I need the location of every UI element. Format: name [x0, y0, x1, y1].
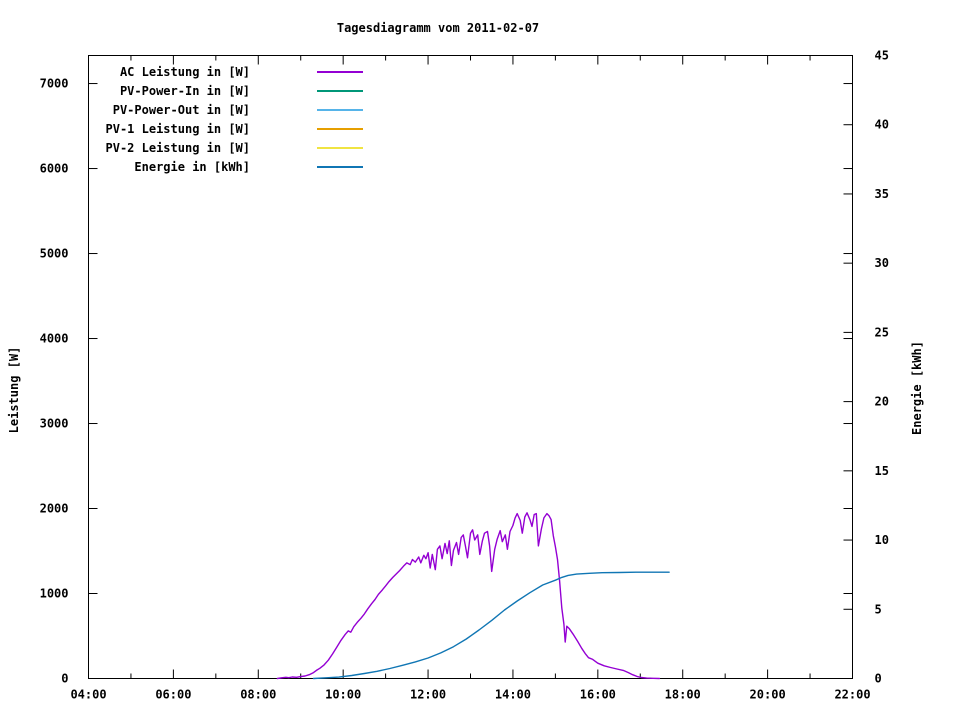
legend-label-pv_out: PV-Power-Out in [W]: [112, 103, 250, 117]
legend-line-energie: [317, 166, 363, 168]
legend-line-pv_out: [317, 109, 363, 111]
legend-label-pv2: PV-2 Leistung in [W]: [105, 141, 251, 155]
legend-label-ac: AC Leistung in [W]: [119, 65, 250, 79]
legend-line-ac: [317, 71, 363, 73]
legend: AC Leistung in [W] PV-Power-In in [W] PV-P…: [0, 0, 960, 720]
legend-label-pv_in: PV-Power-In in [W]: [119, 84, 250, 98]
legend-line-pv1: [317, 128, 363, 130]
screen: 04:00 06:00 08:00 10:00 12:00 14:00 16:00 18:00…: [0, 0, 960, 720]
legend-label-energie: Energie in [kWh]: [134, 160, 250, 174]
legend-line-pv2: [317, 147, 363, 149]
legend-label-pv1: PV-1 Leistung in [W]: [105, 122, 251, 136]
legend-line-pv_in: [317, 90, 363, 92]
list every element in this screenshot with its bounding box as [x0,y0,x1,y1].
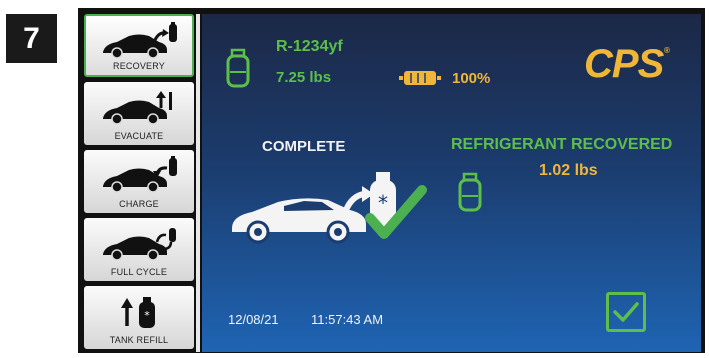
sidebar-item-charge[interactable]: CHARGE [84,150,194,213]
svg-text:*: * [144,309,150,322]
tank-weight: 7.25 lbs [276,69,332,86]
car-evacuate-icon [84,88,194,126]
sidebar-item-label: FULL CYCLE [110,267,168,277]
tank-refill-icon: * [84,292,194,330]
svg-text:*: * [378,191,388,215]
brand-logo: CPS [584,42,664,86]
sidebar-item-label: RECOVERY [113,61,165,71]
sidebar-item-evacuate[interactable]: EVACUATE [84,82,194,145]
sidebar-item-label: TANK REFILL [109,335,169,345]
step-number-badge: 7 [6,14,57,63]
confirm-checkbox-button[interactable] [606,292,646,332]
battery-percent: 100% [452,70,491,87]
mode-sidebar: RECOVERY EVACUATE CHARGE FULL CYCLE * TA… [84,14,194,352]
car-charge-icon [84,156,194,194]
refrigerant-type: R-1234yf [276,38,343,55]
sidebar-item-full-cycle[interactable]: FULL CYCLE [84,218,194,281]
car-full-cycle-icon [84,224,194,262]
sidebar-item-label: CHARGE [119,199,159,209]
registered-mark: ® [664,46,670,55]
status-text: COMPLETE [262,138,346,155]
sidebar-item-label: EVACUATE [114,131,164,141]
recovered-amount: 1.02 lbs [539,162,598,179]
car-recovery-icon [86,22,192,60]
sidebar-item-tank-refill[interactable]: * TANK REFILL [84,286,194,349]
sidebar-divider [196,14,200,352]
battery-icon [399,71,441,85]
tank-icon [226,48,250,88]
recovered-tank-icon [458,172,482,212]
sidebar-item-recovery[interactable]: RECOVERY [84,14,194,77]
main-screen: R-1234yf 7.25 lbs 100% CPS ® COMPLETE RE… [202,14,701,352]
footer-time: 11:57:43 AM [311,312,384,327]
footer-date: 12/08/21 [228,312,279,327]
recovered-title: REFRIGERANT RECOVERED [451,136,673,153]
checkmark-icon [613,302,639,322]
recovery-complete-illustration: * [232,172,427,244]
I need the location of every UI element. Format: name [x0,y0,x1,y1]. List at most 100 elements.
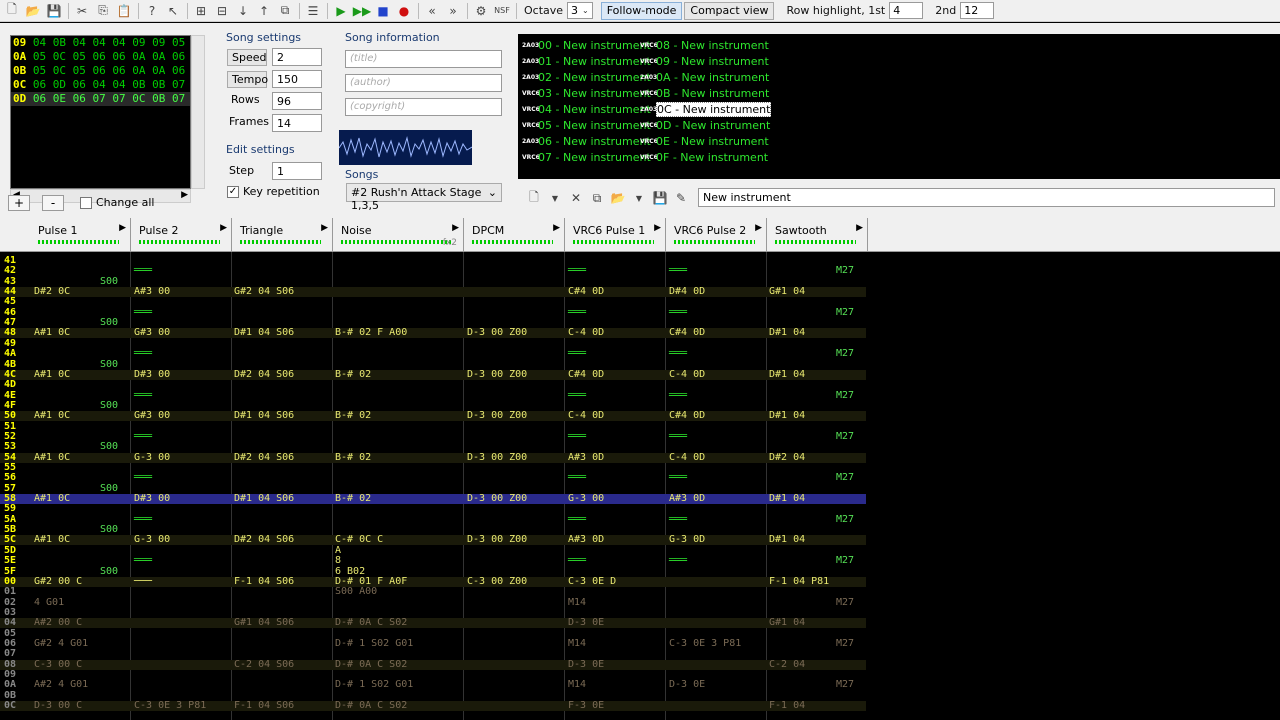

Problem statement:
Put the lines of the listing above into a JSON list of strings, one string per line with blank lines left out, starting at the line that contains "legend-label-pv_out: PV-Power-Out in" and ending at the line that contains "screen: 04:00 06:00", both included.

Exercise solution:
[
  "legend-label-pv_out: PV-Power-Out in [W]: [112, 103, 250, 117]",
  "legend-line-energie: [317, 166, 363, 168]",
  "legend-line-pv_out: [317, 109, 363, 111]",
  "legend-label-pv2: PV-2 Leistung in [W]: [105, 141, 251, 155]",
  "legend-label-ac: AC Leistung in [W]: [119, 65, 250, 79]",
  "legend-line-ac: [317, 71, 363, 73]",
  "legend: AC Leistung in [W] PV-Power-In in [W] PV-P…: [0, 0, 960, 720]",
  "legend-label-pv_in: PV-Power-In in [W]: [119, 84, 250, 98]",
  "legend-line-pv1: [317, 128, 363, 130]",
  "screen: 04:00 06:00 08:00 10:00 12:00 14:00 16:00 18:00…: [0, 0, 960, 720]"
]